GOAL: Could you quote, word for word, the part of the items that opens with the first line and closes with the line containing "72, 648, 80]", including both of those lines?

Start of MATERIAL TO PROCESS

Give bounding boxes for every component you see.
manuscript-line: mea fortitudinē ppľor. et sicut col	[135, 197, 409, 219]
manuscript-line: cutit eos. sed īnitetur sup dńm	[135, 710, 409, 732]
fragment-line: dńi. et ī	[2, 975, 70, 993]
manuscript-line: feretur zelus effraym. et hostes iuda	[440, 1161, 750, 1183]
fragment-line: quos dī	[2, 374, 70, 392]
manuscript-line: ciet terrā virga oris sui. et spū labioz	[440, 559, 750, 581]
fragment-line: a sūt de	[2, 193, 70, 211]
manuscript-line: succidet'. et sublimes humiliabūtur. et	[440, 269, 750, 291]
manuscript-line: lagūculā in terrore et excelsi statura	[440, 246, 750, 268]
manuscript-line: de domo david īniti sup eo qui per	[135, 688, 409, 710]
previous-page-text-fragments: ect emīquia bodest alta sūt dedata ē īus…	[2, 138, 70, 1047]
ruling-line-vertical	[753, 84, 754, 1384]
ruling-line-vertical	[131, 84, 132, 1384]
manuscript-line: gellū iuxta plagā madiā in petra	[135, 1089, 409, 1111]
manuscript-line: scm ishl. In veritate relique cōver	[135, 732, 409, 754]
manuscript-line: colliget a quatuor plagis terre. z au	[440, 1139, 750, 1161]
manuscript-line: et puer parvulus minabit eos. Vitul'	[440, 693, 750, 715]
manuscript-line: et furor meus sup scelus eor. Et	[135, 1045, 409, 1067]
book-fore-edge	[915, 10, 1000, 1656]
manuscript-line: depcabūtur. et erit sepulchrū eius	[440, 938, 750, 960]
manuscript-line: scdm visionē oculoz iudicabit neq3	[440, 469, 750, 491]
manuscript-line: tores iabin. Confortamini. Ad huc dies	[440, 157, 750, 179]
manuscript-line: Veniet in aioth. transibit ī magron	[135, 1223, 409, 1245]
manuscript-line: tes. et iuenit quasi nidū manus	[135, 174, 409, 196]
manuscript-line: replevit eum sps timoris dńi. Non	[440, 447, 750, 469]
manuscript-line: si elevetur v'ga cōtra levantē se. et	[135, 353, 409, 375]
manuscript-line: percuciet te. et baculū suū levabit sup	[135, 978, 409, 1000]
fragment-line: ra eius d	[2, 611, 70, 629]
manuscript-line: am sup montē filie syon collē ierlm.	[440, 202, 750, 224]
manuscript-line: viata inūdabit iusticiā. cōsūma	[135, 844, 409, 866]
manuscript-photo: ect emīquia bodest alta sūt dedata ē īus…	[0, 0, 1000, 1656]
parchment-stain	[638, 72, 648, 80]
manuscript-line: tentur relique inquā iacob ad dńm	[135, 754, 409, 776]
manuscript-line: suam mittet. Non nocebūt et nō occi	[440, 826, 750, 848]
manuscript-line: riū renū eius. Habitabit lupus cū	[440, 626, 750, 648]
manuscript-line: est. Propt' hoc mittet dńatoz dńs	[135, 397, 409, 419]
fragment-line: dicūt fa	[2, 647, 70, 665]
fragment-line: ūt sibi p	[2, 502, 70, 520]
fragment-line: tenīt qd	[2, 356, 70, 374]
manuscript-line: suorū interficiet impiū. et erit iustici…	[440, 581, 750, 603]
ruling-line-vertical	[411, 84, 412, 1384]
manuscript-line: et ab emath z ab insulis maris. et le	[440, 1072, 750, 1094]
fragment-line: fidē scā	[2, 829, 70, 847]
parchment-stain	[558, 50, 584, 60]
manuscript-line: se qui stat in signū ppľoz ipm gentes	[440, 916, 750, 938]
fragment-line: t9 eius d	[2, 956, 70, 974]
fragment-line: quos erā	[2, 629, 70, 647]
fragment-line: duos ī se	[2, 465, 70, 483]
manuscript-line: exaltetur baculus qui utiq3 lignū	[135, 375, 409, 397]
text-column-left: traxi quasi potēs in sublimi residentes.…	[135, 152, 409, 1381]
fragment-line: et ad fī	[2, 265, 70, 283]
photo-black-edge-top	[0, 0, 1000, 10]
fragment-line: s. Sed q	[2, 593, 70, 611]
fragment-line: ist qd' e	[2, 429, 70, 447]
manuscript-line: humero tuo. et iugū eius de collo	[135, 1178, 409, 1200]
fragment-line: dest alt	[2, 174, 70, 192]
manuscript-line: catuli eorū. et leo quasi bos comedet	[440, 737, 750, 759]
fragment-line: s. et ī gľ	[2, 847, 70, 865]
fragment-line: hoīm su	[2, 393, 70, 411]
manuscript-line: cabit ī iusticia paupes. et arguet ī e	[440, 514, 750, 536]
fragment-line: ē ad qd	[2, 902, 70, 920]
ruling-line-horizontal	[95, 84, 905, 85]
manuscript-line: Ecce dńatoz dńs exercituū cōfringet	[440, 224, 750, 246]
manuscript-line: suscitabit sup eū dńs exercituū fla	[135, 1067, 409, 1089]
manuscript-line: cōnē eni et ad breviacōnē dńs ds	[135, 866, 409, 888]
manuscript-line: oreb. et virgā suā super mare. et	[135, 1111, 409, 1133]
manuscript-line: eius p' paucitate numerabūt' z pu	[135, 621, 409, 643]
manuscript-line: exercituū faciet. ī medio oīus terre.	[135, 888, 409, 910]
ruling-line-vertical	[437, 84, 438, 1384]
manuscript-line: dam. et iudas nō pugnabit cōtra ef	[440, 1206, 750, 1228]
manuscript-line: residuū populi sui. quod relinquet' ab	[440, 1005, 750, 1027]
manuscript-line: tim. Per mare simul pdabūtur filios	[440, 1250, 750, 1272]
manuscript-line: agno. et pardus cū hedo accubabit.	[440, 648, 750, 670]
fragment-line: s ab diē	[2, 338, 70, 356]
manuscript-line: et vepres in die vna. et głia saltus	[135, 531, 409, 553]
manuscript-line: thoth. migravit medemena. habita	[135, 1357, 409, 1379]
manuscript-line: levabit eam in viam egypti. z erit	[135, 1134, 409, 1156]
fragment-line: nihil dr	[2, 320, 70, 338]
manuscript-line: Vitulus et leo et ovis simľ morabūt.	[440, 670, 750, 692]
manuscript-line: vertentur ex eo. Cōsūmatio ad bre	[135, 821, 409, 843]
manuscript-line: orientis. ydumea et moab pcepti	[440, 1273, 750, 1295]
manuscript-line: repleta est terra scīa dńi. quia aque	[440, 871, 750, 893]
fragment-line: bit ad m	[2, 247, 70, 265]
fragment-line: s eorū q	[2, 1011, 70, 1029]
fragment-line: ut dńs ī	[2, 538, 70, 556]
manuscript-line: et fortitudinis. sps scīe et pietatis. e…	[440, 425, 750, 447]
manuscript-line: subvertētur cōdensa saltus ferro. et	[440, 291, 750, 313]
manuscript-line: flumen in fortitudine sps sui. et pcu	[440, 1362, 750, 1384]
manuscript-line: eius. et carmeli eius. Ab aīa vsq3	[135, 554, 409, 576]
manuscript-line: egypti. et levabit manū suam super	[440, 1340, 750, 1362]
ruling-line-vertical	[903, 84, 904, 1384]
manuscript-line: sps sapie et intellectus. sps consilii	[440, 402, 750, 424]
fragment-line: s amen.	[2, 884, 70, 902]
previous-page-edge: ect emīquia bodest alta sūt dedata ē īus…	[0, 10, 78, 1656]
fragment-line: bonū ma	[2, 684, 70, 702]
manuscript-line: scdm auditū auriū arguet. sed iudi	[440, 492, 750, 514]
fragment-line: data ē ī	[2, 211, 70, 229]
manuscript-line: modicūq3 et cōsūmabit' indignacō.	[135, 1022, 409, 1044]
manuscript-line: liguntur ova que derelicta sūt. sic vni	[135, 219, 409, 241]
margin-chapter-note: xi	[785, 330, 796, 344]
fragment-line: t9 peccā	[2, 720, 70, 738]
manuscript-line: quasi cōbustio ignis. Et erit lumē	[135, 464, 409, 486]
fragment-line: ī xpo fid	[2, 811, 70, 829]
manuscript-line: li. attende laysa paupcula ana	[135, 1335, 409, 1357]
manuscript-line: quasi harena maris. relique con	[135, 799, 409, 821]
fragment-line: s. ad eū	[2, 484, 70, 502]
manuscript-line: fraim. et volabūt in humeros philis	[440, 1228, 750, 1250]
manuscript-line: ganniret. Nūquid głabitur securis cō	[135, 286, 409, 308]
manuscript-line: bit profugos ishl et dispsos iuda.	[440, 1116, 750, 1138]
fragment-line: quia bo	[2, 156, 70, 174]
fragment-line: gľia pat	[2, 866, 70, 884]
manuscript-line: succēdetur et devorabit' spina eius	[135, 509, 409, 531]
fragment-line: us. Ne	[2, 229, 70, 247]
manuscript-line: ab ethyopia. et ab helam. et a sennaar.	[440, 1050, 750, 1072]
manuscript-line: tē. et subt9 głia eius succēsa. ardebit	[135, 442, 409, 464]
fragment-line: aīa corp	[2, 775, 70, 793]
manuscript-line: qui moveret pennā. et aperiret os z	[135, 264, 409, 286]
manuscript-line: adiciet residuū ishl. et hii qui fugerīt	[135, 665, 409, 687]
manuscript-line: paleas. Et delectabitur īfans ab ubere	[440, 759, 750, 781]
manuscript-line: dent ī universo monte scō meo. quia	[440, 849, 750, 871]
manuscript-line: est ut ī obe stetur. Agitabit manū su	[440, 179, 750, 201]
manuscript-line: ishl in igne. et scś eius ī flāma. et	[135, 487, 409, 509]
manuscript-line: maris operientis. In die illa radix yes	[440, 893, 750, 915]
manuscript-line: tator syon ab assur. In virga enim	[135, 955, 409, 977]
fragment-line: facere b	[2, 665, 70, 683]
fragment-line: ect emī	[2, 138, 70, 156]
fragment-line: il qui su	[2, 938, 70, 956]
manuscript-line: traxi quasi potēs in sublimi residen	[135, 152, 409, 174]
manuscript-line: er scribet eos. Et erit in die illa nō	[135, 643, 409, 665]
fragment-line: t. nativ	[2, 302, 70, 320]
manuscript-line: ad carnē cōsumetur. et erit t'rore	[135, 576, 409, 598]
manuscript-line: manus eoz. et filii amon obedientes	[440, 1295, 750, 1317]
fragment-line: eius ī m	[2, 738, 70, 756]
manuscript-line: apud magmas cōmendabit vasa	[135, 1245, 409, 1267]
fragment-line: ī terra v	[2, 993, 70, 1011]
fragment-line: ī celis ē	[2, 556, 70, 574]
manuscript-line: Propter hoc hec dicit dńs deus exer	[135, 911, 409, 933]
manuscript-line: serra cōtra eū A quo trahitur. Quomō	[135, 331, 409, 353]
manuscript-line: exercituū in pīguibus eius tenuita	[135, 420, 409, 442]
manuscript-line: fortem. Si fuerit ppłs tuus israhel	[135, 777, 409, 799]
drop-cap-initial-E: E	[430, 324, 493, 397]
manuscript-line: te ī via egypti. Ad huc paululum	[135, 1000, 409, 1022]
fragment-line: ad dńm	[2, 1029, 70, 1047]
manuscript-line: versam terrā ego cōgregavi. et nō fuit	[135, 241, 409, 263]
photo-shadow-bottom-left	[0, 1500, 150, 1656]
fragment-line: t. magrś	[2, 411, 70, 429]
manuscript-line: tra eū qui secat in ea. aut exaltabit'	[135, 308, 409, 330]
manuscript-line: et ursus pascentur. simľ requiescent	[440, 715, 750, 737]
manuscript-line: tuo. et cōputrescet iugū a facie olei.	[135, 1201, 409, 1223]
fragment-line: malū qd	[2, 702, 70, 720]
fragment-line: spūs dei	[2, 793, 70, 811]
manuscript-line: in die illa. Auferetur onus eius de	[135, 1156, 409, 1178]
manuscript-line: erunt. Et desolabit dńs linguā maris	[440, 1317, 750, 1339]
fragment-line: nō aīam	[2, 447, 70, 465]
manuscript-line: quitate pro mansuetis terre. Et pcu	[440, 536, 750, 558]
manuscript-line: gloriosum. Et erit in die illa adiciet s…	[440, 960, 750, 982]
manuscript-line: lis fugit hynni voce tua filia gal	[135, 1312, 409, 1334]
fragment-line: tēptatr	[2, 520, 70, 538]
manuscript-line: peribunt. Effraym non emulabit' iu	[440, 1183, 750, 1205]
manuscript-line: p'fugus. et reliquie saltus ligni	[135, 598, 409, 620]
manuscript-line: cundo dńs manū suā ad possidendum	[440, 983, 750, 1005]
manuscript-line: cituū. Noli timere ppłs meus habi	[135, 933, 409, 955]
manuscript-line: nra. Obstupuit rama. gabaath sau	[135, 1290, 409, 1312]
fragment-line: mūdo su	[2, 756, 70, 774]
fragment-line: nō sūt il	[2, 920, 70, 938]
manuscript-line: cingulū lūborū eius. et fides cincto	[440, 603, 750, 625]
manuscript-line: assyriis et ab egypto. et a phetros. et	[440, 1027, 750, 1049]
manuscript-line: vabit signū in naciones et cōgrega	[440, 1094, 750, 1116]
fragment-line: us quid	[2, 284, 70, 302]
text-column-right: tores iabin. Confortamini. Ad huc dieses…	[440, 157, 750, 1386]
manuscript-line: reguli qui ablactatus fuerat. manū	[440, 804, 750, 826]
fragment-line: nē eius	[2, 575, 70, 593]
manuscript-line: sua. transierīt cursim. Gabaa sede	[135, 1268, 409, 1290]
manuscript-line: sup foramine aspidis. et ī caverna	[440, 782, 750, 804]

End of MATERIAL TO PROCESS

RESULT BELOW:
Give bounding boxes for every component you see.
manuscript-line: mea fortitudinē ppľor. et sicut col	[135, 197, 409, 219]
manuscript-line: cutit eos. sed īnitetur sup dńm	[135, 710, 409, 732]
fragment-line: dńi. et ī	[2, 975, 70, 993]
manuscript-line: feretur zelus effraym. et hostes iuda	[440, 1161, 750, 1183]
fragment-line: quos dī	[2, 374, 70, 392]
manuscript-line: ciet terrā virga oris sui. et spū labioz	[440, 559, 750, 581]
fragment-line: a sūt de	[2, 193, 70, 211]
manuscript-line: succidet'. et sublimes humiliabūtur. et	[440, 269, 750, 291]
manuscript-line: lagūculā in terrore et excelsi statura	[440, 246, 750, 268]
manuscript-line: de domo david īniti sup eo qui per	[135, 688, 409, 710]
previous-page-text-fragments: ect emīquia bodest alta sūt dedata ē īus…	[2, 138, 70, 1047]
ruling-line-vertical	[753, 84, 754, 1384]
ruling-line-vertical	[131, 84, 132, 1384]
manuscript-line: gellū iuxta plagā madiā in petra	[135, 1089, 409, 1111]
manuscript-line: scm ishl. In veritate relique cōver	[135, 732, 409, 754]
manuscript-line: colliget a quatuor plagis terre. z au	[440, 1139, 750, 1161]
manuscript-line: et puer parvulus minabit eos. Vitul'	[440, 693, 750, 715]
manuscript-line: et furor meus sup scelus eor. Et	[135, 1045, 409, 1067]
book-fore-edge	[915, 10, 1000, 1656]
manuscript-line: depcabūtur. et erit sepulchrū eius	[440, 938, 750, 960]
manuscript-line: scdm visionē oculoz iudicabit neq3	[440, 469, 750, 491]
manuscript-line: tores iabin. Confortamini. Ad huc dies	[440, 157, 750, 179]
manuscript-line: Veniet in aioth. transibit ī magron	[135, 1223, 409, 1245]
manuscript-line: tes. et iuenit quasi nidū manus	[135, 174, 409, 196]
manuscript-line: replevit eum sps timoris dńi. Non	[440, 447, 750, 469]
manuscript-line: si elevetur v'ga cōtra levantē se. et	[135, 353, 409, 375]
manuscript-line: percuciet te. et baculū suū levabit sup	[135, 978, 409, 1000]
fragment-line: ra eius d	[2, 611, 70, 629]
manuscript-line: am sup montē filie syon collē ierlm.	[440, 202, 750, 224]
manuscript-line: viata inūdabit iusticiā. cōsūma	[135, 844, 409, 866]
manuscript-photo: ect emīquia bodest alta sūt dedata ē īus…	[0, 0, 1000, 1656]
parchment-stain	[638, 72, 648, 80]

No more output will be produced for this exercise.